-- start of RECORDS FOR THIS TASK --

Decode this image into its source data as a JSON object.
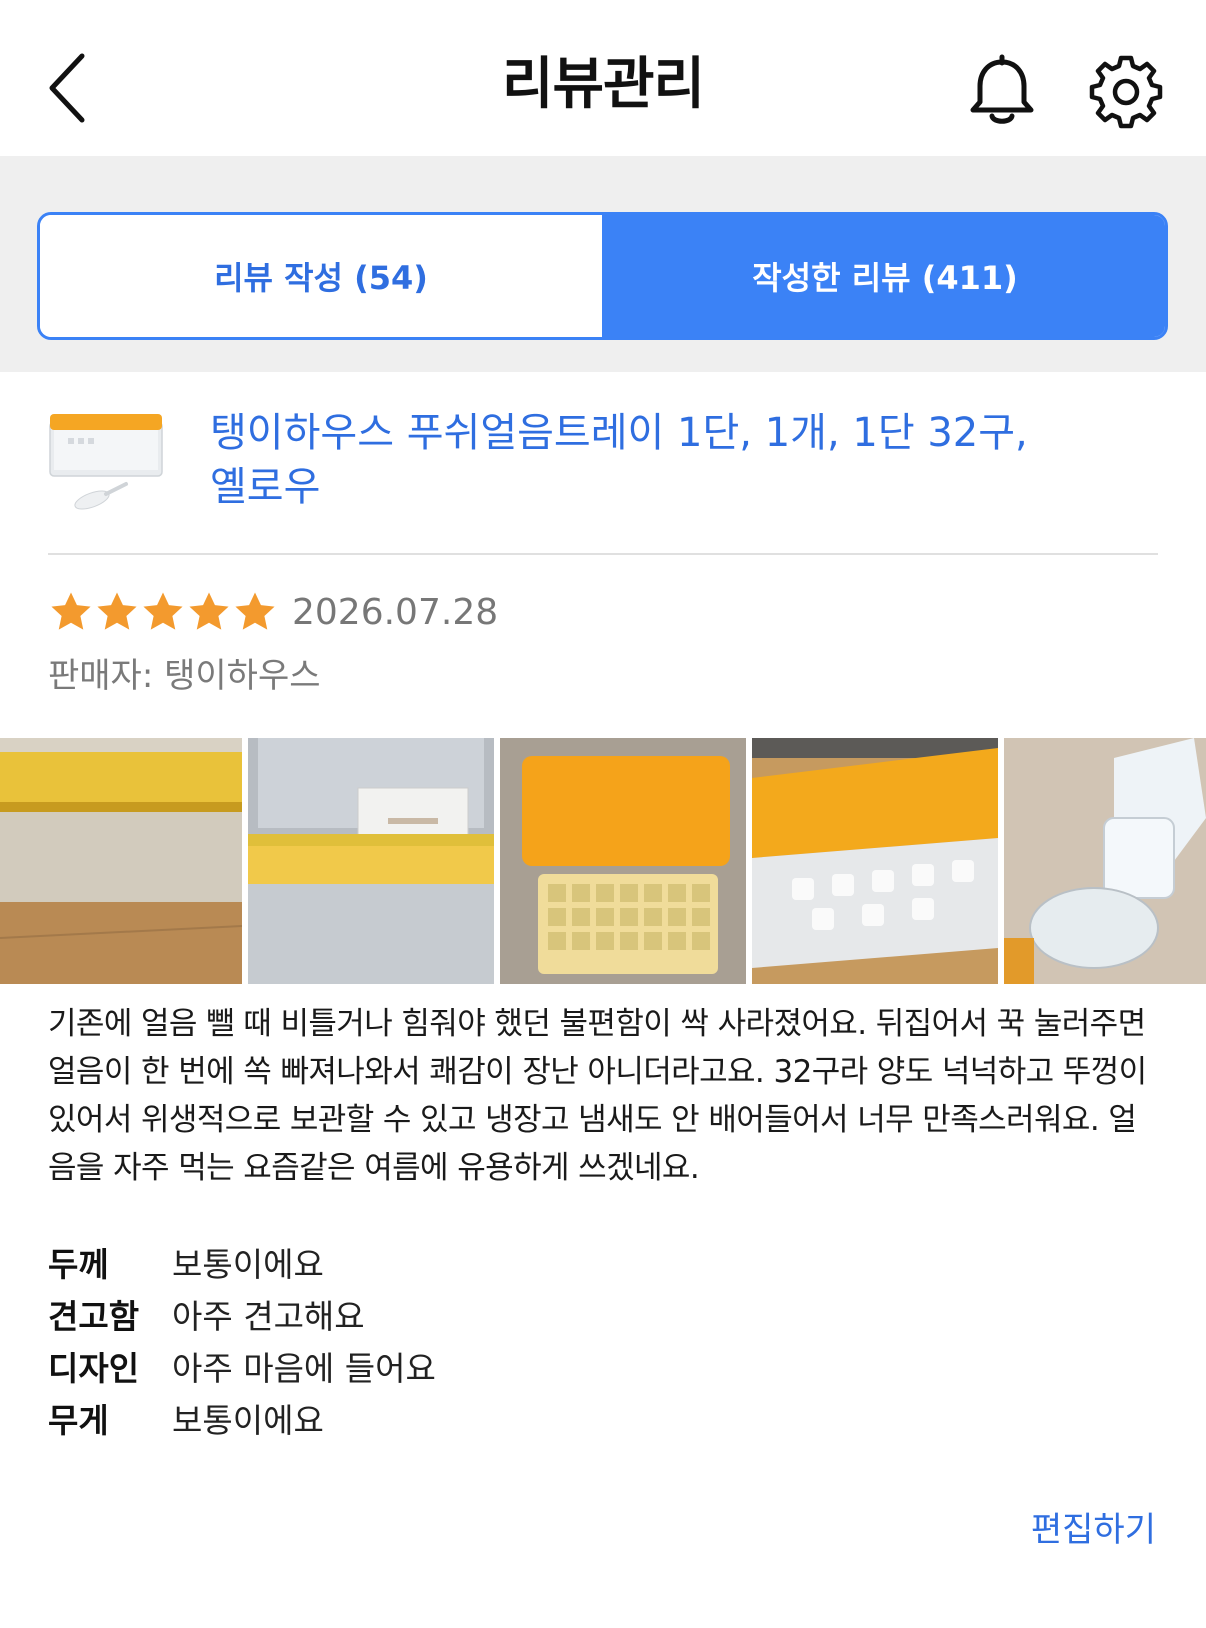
{
  "header": {
    "title": "리뷰관리",
    "back_icon": "chevron-left-icon",
    "bell_icon": "bell-icon",
    "settings_icon": "gear-icon"
  },
  "tabs": [
    {
      "label": "리뷰 작성 (54)",
      "selected": false
    },
    {
      "label": "작성한 리뷰 (411)",
      "selected": true
    }
  ],
  "product": {
    "name": "탱이하우스 푸쉬얼음트레이 1단, 1개, 1단 32구, 옐로우"
  },
  "review": {
    "rating": 5,
    "max_rating": 5,
    "date": "2026.07.28",
    "seller": "판매자: 탱이하우스",
    "text": "기존에 얼음 뺄 때 비틀거나 힘줘야 했던 불편함이 싹 사라졌어요. 뒤집어서 꾹 눌러주면 얼음이 한 번에 쏙 빠져나와서 쾌감이 장난 아니더라고요. 32구라 양도 넉넉하고 뚜껑이 있어서 위생적으로 보관할 수 있고 냉장고 냄새도 안 배어들어서 너무 만족스러워요. 얼음을 자주 먹는 요즘같은 여름에 유용하게 쓰겠네요.",
    "attributes": [
      {
        "key": "두께",
        "value": "보통이에요"
      },
      {
        "key": "견고함",
        "value": "아주 견고해요"
      },
      {
        "key": "디자인",
        "value": "아주 마음에 들어요"
      },
      {
        "key": "무게",
        "value": "보통이에요"
      }
    ],
    "photo_count": 5
  },
  "actions": {
    "edit_label": "편집하기"
  },
  "colors": {
    "accent": "#3b82f6",
    "link": "#2f6ee0",
    "star": "#f39a2e",
    "product_yellow": "#f5a623"
  }
}
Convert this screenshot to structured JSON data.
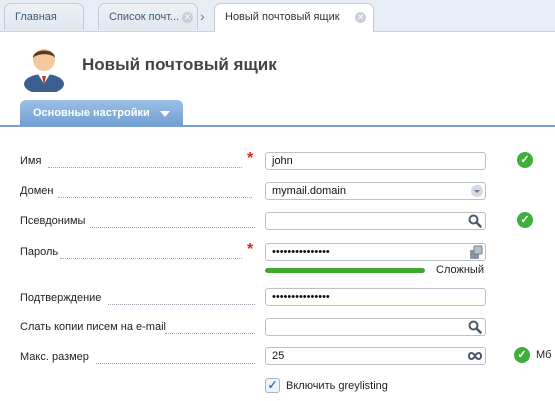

-- end of RECORDS FOR THIS TASK --

WHAT IS NEEDED:
Pull out every line above that holds the word "JSON".

ANSWER FOR THIS EXERCISE:
Decode this image into its source data as a JSON object.
Convert this screenshot to structured JSON data.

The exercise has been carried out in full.